* _Given problem_
Return all lines that include the string "quando".

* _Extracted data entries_

--------------------------------------------------

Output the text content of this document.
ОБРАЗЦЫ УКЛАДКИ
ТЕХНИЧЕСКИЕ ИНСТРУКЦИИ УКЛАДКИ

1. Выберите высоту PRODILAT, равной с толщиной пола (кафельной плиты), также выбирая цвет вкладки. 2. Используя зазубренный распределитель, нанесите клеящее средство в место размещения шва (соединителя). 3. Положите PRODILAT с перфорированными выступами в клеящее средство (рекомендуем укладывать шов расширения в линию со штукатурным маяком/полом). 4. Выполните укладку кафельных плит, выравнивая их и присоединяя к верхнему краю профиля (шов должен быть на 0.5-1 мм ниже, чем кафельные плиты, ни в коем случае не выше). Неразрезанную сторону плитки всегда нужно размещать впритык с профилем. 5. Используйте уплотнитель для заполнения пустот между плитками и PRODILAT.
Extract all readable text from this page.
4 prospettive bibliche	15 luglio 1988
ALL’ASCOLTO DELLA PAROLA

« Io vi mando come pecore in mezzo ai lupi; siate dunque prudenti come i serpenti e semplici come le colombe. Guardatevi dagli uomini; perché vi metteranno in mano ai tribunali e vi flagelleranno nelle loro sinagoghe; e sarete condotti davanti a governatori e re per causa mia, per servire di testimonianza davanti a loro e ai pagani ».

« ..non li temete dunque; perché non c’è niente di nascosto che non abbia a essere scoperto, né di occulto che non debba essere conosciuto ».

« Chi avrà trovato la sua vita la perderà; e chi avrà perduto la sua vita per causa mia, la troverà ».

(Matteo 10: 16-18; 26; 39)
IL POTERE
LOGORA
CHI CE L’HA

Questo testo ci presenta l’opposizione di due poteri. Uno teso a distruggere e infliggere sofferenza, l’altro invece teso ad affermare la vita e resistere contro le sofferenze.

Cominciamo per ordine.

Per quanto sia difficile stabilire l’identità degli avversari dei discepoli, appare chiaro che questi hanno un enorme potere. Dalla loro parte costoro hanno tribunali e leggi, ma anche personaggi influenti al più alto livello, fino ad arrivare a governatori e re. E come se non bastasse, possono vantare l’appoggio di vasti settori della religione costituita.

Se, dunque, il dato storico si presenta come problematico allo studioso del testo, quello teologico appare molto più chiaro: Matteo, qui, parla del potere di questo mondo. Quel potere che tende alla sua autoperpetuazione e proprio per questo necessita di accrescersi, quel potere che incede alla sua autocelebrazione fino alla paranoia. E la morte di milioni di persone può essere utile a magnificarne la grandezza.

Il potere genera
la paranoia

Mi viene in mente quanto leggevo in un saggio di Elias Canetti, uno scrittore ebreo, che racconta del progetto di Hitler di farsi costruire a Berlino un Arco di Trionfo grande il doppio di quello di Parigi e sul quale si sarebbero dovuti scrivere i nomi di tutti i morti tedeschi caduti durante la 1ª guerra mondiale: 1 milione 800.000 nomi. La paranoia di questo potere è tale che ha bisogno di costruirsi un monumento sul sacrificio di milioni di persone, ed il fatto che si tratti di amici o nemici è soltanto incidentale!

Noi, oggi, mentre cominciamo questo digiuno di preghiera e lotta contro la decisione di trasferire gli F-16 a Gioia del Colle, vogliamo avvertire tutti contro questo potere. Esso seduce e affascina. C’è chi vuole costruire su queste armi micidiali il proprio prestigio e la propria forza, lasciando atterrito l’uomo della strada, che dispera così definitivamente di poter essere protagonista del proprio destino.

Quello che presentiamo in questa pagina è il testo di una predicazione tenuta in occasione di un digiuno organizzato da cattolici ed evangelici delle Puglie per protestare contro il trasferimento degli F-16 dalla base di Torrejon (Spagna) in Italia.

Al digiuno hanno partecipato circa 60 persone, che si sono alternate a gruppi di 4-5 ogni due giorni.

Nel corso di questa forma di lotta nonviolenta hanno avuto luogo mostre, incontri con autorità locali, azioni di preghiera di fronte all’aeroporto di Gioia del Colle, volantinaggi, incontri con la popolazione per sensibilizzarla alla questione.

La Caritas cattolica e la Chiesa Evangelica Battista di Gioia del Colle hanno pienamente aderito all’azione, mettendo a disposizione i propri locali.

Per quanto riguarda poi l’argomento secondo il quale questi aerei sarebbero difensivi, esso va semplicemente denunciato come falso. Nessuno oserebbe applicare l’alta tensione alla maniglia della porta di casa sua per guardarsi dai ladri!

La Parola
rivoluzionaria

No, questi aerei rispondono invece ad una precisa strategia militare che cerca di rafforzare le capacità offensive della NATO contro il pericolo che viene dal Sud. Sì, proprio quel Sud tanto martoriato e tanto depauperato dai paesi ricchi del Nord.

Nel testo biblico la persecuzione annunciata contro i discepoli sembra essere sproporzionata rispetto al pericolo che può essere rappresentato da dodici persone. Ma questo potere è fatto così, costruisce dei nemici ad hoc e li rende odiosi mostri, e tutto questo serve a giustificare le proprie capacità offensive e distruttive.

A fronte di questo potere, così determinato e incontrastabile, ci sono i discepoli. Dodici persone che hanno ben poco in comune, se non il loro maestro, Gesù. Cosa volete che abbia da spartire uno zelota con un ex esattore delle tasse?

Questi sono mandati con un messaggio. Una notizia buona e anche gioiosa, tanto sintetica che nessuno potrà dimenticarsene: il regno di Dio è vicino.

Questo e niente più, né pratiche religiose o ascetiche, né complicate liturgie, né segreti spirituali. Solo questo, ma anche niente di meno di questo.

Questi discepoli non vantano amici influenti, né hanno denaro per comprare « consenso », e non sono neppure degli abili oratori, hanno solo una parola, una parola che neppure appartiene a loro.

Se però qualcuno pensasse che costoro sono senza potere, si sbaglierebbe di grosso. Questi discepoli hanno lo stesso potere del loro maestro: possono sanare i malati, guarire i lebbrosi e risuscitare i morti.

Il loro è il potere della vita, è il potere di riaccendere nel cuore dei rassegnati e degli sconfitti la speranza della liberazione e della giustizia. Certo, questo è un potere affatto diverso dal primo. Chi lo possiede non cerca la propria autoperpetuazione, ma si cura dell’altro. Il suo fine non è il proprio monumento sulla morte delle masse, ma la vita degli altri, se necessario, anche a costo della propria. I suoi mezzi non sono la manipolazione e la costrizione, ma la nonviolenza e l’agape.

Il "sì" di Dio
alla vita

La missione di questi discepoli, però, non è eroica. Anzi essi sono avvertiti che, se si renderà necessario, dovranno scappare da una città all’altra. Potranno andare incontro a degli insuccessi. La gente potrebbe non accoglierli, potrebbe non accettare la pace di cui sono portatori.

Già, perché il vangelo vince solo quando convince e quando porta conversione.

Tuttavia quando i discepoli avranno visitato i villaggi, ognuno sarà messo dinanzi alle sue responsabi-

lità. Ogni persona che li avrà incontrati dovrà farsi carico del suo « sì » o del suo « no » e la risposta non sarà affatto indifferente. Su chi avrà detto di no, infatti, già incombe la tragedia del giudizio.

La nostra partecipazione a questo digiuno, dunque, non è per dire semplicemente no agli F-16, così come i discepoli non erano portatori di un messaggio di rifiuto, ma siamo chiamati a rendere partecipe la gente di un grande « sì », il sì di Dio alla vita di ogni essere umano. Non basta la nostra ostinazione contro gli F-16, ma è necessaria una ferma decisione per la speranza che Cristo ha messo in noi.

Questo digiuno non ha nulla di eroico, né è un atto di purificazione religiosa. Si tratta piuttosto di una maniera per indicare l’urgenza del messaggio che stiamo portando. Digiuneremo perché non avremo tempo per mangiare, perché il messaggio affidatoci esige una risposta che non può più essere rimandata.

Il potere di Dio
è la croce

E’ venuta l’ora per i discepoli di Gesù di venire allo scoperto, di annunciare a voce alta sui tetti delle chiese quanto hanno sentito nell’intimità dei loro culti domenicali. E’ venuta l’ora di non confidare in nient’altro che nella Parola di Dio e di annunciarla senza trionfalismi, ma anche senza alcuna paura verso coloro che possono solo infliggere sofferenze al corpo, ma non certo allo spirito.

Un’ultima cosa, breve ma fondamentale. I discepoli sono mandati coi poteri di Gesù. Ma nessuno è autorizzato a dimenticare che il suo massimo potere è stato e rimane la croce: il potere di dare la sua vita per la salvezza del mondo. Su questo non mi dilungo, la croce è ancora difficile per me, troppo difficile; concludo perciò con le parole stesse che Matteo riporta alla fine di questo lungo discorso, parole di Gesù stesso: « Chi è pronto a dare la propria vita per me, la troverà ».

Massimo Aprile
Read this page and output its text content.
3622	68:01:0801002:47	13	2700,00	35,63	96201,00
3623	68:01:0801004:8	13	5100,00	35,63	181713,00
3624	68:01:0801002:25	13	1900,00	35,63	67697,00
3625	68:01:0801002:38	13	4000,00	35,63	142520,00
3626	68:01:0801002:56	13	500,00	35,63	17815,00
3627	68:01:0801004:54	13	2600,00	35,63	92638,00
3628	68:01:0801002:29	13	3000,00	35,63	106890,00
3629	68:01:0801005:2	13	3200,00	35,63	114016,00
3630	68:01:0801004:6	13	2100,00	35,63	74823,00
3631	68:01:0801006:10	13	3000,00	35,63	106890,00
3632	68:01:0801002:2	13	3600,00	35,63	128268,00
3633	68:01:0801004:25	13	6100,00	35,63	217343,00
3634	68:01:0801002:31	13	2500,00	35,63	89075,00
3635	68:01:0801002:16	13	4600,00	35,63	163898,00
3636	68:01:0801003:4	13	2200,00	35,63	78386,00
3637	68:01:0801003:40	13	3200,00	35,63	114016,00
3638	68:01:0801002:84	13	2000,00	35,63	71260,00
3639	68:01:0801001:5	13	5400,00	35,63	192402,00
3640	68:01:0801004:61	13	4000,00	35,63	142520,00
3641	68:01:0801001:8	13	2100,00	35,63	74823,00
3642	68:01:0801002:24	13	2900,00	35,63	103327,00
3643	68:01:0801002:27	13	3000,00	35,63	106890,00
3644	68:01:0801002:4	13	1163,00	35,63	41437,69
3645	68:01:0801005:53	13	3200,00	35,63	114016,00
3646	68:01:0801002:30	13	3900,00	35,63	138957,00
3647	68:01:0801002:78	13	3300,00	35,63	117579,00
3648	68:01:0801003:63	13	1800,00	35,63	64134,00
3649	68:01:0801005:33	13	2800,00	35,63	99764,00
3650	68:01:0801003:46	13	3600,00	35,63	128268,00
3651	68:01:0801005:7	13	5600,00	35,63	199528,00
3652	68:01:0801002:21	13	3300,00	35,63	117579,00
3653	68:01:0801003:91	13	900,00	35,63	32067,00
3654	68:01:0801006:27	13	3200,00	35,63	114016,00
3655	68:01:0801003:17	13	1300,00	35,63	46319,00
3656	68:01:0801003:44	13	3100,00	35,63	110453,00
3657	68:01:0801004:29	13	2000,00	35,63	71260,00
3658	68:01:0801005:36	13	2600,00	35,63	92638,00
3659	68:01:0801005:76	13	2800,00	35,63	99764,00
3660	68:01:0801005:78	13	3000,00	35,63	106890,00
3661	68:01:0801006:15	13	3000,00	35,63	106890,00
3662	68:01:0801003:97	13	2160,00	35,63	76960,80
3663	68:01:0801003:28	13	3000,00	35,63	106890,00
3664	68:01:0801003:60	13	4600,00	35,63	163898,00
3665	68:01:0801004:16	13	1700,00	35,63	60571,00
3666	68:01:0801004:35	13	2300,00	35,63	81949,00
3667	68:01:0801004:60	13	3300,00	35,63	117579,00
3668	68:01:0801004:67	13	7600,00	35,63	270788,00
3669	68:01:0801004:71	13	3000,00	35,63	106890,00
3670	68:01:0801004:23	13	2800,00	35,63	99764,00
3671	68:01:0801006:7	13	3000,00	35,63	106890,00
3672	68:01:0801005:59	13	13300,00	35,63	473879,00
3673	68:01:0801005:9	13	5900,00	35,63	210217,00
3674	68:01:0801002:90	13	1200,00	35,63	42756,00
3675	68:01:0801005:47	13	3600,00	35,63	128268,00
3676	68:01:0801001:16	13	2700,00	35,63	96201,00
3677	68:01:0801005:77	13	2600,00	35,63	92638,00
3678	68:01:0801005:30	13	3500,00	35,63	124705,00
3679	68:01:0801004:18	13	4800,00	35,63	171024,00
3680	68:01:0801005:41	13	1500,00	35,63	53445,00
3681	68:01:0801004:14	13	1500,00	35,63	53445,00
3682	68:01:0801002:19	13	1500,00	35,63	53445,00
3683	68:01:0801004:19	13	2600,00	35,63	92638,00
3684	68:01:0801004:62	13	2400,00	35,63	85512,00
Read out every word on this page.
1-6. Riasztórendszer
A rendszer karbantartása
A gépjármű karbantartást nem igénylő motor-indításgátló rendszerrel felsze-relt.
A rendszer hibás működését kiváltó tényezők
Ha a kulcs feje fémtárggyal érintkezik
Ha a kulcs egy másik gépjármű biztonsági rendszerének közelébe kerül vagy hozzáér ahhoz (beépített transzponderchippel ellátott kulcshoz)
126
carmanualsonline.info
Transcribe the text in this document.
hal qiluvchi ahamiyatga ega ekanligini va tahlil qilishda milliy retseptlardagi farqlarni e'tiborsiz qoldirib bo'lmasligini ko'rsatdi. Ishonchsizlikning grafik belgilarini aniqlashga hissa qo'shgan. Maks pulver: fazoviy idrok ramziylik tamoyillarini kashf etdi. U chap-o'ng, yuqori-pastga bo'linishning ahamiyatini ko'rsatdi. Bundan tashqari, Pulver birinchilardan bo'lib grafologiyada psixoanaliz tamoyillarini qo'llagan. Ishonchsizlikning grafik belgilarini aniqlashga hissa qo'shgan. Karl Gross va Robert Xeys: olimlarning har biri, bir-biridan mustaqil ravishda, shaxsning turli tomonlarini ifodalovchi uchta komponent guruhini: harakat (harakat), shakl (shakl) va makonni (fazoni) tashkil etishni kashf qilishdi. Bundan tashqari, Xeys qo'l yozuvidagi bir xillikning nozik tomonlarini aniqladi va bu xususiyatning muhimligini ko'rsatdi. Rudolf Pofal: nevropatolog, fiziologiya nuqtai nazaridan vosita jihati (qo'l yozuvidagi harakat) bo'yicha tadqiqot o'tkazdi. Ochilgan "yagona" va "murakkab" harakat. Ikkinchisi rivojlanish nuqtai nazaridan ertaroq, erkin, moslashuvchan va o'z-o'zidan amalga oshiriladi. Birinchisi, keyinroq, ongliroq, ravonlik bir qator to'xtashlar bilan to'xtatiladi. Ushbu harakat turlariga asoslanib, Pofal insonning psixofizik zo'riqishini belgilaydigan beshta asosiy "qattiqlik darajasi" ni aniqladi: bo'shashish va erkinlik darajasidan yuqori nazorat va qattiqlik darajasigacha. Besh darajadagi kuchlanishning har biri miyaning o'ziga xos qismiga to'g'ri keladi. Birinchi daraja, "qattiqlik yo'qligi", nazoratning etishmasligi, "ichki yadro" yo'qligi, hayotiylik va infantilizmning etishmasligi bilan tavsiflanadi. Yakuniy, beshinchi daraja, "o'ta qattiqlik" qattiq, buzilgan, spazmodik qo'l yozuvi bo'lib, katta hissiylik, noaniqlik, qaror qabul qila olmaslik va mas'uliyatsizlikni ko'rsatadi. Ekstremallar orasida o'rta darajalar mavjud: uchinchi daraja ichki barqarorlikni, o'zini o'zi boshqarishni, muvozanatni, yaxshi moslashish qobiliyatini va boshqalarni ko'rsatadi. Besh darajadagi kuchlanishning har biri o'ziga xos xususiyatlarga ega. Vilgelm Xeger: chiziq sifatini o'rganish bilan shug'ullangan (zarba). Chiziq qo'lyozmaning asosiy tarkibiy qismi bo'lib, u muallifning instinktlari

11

--------------------------------------------------

* _Response to the task_
Già, perché il vangelo vince solo quando convince e quando porta conversione.
Tuttavia quando i discepoli avranno visitato i villaggi, ognuno sarà messo dinanzi alle sue responsabi-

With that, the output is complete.